(Data records)
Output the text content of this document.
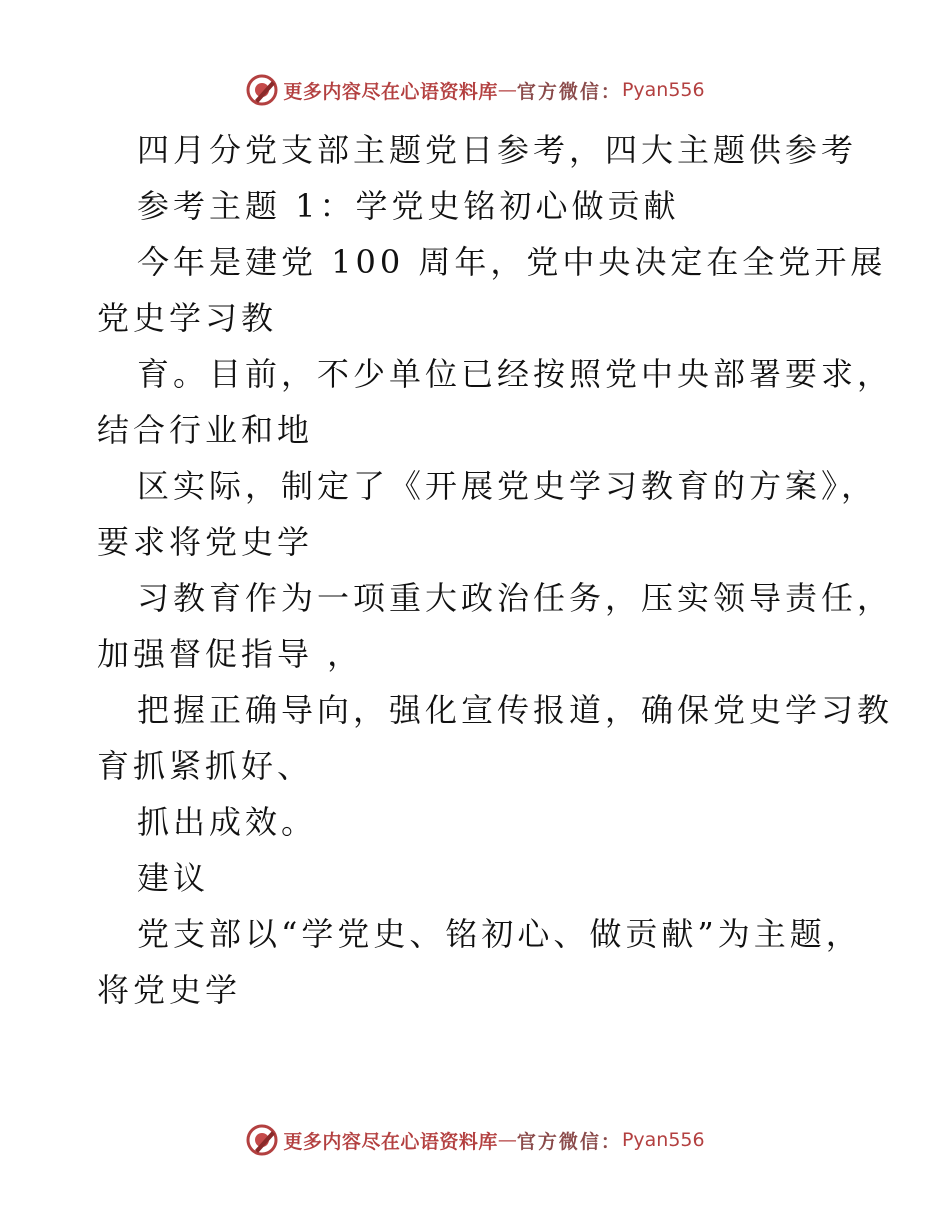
更多内容尽在心语资料库 — 官方微信： Pyan556
四月分党支部主题党日参考，四大主题供参考
参考主题 1：学党史铭初心做贡献
今年是建党 100 周年，党中央决定在全党开展
党史学习教
育。目前，不少单位已经按照党中央部署要求，
结合行业和地
区实际，制定了《开展党史学习教育的方案》，
要求将党史学
习教育作为一项重大政治任务，压实领导责任，
加强督促指导 ，
把握正确导向，强化宣传报道，确保党史学习教
育抓紧抓好、
抓出成效。
建议
党支部以“学党史、铭初心、做贡献”为主题，
将党史学
更多内容尽在心语资料库 — 官方微信： Pyan556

§ **EXERCISE INSTRUCTIONS**:
Give back the whole listing as it stands, minus its pictures.

§ **WRITTEN ANSWER**:
Output the text content of this document.
更多内容尽在心语资料库 — 官方微信： Pyan556
四月分党支部主题党日参考，四大主题供参考
参考主题 1：学党史铭初心做贡献
今年是建党 100 周年，党中央决定在全党开展
党史学习教
育。目前，不少单位已经按照党中央部署要求，
结合行业和地
区实际，制定了《开展党史学习教育的方案》，
要求将党史学
习教育作为一项重大政治任务，压实领导责任，
加强督促指导 ，
把握正确导向，强化宣传报道，确保党史学习教
育抓紧抓好、
抓出成效。
建议
党支部以“学党史、铭初心、做贡献”为主题，
将党史学
更多内容尽在心语资料库 — 官方微信： Pyan556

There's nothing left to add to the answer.